> [EXERCISE DATA]
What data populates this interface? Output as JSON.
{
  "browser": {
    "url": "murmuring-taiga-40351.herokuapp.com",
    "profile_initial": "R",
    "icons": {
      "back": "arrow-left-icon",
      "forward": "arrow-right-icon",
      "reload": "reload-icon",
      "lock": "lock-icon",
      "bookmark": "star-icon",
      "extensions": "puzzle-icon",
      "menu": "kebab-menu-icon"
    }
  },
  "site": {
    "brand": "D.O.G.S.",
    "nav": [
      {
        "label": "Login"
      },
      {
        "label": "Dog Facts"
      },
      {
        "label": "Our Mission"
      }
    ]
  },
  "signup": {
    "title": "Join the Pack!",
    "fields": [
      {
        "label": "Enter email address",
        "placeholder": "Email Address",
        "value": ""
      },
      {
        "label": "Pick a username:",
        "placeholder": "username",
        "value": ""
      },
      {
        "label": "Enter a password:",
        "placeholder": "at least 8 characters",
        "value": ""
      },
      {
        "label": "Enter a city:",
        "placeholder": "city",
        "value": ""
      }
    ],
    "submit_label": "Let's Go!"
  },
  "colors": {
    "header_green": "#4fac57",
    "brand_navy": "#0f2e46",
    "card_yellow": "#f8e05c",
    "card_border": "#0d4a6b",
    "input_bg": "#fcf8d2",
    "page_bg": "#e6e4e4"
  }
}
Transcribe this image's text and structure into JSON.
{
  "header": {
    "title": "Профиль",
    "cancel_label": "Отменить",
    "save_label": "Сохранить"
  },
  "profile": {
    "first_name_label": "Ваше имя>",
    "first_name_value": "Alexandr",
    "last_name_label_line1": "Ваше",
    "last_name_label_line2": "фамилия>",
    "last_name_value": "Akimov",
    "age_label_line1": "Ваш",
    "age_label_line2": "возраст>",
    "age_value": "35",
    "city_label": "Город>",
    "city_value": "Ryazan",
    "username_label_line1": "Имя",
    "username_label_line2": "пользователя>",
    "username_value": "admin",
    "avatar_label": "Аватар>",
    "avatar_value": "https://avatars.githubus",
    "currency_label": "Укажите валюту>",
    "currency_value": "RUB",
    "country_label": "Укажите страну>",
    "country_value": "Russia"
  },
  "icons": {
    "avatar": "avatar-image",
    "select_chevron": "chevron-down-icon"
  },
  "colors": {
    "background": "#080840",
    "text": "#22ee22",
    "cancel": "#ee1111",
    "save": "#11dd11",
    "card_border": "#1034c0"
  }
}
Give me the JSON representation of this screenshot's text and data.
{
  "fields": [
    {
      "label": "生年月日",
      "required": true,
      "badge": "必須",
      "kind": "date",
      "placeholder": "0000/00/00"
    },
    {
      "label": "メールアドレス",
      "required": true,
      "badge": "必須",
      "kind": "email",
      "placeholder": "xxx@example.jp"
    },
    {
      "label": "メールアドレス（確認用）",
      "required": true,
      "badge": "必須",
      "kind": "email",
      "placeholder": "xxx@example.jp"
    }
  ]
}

> [INSTRUCTION] Above are several records. Count the lines among them that contain "text" and give only the total.

> [ANSWER] 3